### What you will do
Would you write out the listing verbatim and skip every picture in it?
═════ Record set ═════
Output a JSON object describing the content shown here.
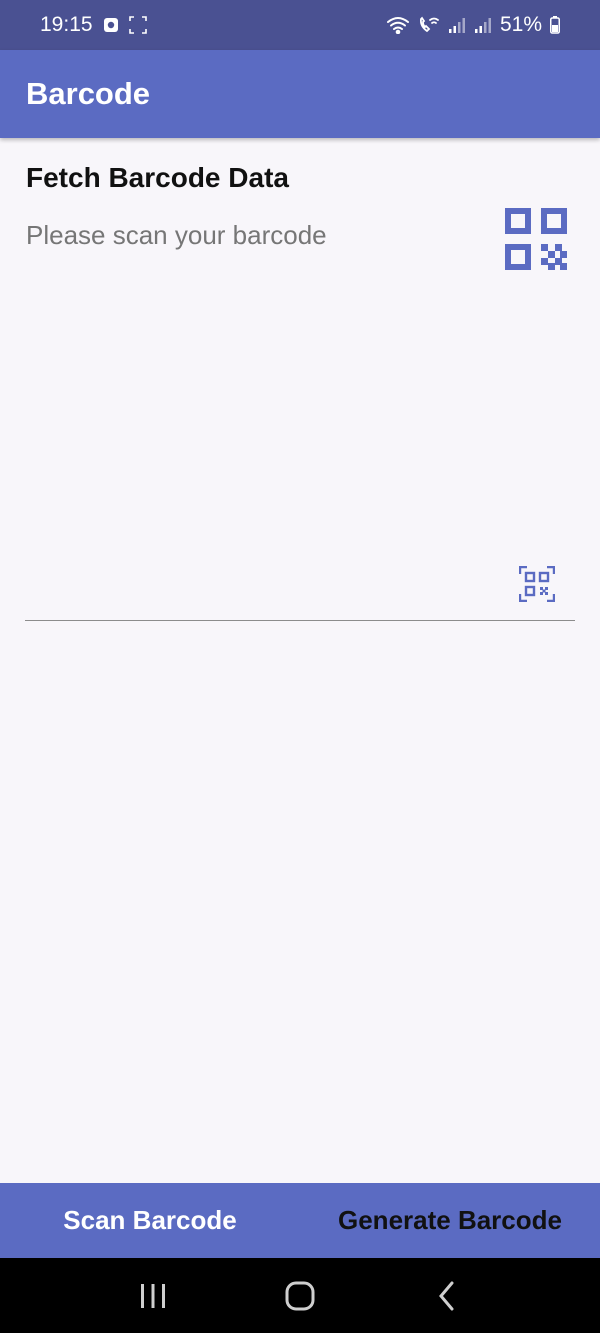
{
  "status_bar": {
    "time": "19:15",
    "battery": "51%",
    "icons": [
      "notification-icon",
      "screenshot-icon",
      "wifi-icon",
      "wifi-call-icon",
      "signal-icon",
      "signal-icon",
      "battery-icon"
    ]
  },
  "app_bar": {
    "title": "Barcode"
  },
  "main": {
    "section_title": "Fetch Barcode Data",
    "subtitle": "Please scan your barcode",
    "input_value": ""
  },
  "bottom_tabs": [
    {
      "label": "Scan Barcode",
      "active": true
    },
    {
      "label": "Generate Barcode",
      "active": false
    }
  ],
  "nav_bar": {
    "icons": [
      "recent-apps-icon",
      "home-icon",
      "back-icon"
    ]
  },
  "colors": {
    "primary": "#5b6bc2",
    "status_bar": "#4a5192",
    "background": "#f8f6fa"
  }
}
═════
### Response to the exercise
Output a JSON object describing the content shown here.
{
  "status_bar": {
    "time": "19:15",
    "battery": "51%",
    "icons": [
      "notification-icon",
      "screenshot-icon",
      "wifi-icon",
      "wifi-call-icon",
      "signal-icon",
      "signal-icon",
      "battery-icon"
    ]
  },
  "app_bar": {
    "title": "Barcode"
  },
  "main": {
    "section_title": "Fetch Barcode Data",
    "subtitle": "Please scan your barcode",
    "input_value": ""
  },
  "bottom_tabs": [
    {
      "label": "Scan Barcode",
      "active": true
    },
    {
      "label": "Generate Barcode",
      "active": false
    }
  ],
  "nav_bar": {
    "icons": [
      "recent-apps-icon",
      "home-icon",
      "back-icon"
    ]
  },
  "colors": {
    "primary": "#5b6bc2",
    "status_bar": "#4a5192",
    "background": "#f8f6fa"
  }
}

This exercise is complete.